> [Data for analysis]
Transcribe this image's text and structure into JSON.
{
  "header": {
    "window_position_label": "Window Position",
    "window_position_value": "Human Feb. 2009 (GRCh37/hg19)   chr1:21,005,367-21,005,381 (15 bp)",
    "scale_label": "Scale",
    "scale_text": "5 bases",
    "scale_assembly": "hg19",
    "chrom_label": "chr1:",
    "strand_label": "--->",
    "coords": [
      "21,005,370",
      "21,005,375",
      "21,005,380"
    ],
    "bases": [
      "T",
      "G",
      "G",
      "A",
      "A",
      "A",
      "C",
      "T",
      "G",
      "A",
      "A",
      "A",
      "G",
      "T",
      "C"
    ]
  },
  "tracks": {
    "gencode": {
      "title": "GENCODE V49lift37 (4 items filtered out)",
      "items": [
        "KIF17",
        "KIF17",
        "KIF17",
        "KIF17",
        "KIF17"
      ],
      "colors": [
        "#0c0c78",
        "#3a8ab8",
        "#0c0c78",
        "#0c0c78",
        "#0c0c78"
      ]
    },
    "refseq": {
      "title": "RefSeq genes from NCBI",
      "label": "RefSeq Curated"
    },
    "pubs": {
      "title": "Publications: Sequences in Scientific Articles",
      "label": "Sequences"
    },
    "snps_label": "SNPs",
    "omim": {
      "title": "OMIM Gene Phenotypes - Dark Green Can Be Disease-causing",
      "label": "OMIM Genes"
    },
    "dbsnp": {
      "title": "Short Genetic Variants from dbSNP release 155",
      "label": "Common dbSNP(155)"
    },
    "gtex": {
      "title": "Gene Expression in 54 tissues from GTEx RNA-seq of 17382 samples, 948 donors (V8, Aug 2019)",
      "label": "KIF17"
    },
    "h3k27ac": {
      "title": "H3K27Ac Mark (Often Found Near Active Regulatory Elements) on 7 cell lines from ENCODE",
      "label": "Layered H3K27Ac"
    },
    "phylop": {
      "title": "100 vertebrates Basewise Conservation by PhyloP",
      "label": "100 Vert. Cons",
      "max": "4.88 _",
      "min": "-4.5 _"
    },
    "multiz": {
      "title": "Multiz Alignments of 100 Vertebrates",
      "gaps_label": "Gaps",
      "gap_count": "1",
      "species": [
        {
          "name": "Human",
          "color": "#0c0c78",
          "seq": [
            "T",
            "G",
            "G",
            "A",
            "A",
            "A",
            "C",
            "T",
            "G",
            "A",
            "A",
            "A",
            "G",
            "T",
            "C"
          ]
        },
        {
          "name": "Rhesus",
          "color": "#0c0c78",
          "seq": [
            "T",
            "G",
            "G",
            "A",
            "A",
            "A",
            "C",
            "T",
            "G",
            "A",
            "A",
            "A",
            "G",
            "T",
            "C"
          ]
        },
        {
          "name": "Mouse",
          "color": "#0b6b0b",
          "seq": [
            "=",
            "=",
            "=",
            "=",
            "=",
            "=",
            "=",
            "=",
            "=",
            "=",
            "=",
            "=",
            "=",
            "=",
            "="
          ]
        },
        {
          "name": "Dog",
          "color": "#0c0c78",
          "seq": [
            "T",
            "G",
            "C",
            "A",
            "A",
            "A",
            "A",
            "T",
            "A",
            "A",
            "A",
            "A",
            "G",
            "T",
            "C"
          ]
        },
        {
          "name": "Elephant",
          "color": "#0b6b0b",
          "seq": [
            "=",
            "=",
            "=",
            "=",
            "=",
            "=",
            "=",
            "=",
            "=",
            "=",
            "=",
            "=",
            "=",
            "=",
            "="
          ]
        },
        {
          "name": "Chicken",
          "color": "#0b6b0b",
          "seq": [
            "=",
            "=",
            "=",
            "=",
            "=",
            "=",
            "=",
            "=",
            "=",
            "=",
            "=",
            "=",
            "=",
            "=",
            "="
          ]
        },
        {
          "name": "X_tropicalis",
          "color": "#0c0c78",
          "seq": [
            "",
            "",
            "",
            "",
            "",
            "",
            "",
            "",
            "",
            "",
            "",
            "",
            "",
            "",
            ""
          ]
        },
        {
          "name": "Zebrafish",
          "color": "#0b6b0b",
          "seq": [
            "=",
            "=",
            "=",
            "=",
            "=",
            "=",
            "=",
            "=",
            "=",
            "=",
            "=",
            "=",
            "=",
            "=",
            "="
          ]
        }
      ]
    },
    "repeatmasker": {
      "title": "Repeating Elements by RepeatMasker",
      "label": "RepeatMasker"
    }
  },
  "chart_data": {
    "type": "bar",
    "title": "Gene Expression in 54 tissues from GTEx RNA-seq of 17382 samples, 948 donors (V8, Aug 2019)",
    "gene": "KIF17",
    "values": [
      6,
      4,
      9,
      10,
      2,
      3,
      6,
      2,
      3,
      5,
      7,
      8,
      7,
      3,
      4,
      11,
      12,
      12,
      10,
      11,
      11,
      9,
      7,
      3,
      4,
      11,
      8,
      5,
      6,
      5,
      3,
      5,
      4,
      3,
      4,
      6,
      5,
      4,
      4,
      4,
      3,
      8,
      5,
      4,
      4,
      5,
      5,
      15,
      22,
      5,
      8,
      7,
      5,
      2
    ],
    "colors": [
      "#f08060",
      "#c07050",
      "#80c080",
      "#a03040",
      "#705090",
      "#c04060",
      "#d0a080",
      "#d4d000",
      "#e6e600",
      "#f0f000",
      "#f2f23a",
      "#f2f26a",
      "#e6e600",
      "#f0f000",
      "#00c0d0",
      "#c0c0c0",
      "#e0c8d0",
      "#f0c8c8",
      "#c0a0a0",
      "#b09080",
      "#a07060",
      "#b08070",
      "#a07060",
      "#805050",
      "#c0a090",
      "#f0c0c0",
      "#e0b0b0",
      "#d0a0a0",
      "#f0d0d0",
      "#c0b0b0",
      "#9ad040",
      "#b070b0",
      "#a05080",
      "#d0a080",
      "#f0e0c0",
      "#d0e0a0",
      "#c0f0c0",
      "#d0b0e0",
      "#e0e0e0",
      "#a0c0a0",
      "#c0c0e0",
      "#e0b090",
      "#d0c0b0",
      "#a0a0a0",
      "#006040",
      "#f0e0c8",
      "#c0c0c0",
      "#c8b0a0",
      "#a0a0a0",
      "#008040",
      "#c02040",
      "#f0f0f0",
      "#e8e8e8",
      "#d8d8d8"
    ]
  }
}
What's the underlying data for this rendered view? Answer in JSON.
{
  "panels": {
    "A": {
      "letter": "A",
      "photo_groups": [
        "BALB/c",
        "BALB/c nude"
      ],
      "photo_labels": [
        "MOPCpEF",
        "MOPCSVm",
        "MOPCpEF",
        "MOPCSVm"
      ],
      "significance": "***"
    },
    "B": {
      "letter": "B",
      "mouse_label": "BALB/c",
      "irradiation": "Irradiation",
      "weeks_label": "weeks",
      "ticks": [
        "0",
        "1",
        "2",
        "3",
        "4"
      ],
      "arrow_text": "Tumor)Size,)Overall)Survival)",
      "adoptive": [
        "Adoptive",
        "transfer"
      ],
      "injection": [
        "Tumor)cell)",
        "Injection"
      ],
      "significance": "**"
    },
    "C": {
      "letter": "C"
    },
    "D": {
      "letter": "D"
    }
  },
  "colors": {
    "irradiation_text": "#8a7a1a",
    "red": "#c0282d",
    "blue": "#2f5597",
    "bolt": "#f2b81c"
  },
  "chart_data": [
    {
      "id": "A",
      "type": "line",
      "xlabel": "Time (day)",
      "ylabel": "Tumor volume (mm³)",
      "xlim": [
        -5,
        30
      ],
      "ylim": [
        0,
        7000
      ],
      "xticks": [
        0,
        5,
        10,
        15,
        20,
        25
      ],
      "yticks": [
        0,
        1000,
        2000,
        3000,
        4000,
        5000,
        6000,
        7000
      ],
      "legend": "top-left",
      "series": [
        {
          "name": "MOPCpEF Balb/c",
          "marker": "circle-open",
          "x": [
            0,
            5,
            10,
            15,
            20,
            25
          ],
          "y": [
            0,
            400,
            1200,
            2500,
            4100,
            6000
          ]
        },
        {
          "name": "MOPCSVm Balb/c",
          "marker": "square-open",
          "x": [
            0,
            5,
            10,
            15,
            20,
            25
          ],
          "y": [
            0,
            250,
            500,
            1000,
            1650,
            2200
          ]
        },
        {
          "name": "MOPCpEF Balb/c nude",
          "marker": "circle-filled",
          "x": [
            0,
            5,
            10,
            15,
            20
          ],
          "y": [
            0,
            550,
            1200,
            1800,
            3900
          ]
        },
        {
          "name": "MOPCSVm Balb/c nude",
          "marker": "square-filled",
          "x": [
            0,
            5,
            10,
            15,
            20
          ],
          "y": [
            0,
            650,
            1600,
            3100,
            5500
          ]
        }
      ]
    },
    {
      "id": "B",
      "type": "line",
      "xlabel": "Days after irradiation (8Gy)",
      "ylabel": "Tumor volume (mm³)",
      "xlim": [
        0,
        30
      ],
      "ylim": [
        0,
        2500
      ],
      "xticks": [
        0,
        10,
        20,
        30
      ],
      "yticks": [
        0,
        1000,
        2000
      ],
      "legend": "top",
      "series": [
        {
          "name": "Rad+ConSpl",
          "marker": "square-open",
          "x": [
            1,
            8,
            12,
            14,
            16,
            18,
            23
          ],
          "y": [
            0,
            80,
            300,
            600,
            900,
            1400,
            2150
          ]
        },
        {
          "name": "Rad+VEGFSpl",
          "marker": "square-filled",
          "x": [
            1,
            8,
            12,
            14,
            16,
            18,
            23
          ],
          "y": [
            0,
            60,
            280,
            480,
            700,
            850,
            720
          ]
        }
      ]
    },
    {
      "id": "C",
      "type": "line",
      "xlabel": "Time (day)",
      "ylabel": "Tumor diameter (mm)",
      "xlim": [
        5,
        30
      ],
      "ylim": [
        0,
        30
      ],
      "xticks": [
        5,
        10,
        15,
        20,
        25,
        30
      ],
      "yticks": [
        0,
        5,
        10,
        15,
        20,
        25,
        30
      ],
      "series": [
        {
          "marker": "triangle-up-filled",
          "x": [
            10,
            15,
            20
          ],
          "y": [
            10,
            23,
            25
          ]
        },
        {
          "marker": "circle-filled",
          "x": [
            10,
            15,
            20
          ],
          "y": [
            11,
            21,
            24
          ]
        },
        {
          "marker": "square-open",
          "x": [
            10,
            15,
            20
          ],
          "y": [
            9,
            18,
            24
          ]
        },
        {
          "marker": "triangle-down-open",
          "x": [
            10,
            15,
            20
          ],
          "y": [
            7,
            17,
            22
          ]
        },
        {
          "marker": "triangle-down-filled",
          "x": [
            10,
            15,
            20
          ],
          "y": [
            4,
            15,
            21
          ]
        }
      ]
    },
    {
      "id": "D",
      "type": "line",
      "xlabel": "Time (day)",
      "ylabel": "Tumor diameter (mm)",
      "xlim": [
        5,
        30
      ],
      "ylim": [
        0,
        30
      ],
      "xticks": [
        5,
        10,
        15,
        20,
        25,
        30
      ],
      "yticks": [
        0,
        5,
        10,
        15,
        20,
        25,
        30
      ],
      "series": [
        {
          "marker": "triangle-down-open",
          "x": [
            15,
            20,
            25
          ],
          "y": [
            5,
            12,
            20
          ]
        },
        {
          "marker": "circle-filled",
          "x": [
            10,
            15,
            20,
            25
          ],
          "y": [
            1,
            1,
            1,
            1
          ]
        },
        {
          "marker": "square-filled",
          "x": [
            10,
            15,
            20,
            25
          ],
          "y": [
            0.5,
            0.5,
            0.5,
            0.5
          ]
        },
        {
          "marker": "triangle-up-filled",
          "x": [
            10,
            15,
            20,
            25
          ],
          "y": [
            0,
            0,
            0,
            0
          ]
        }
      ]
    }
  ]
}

> [Work task]
Copy every line from the records above that contains the string "samples".

> [Result]
      "title": "Gene Expression in 54 tissues from GTEx RNA-seq of 17382 samples, 948 donors (V8, Aug 2019)",
    "title": "Gene Expression in 54 tissues from GTEx RNA-seq of 17382 samples, 948 donors (V8, Aug 2019)",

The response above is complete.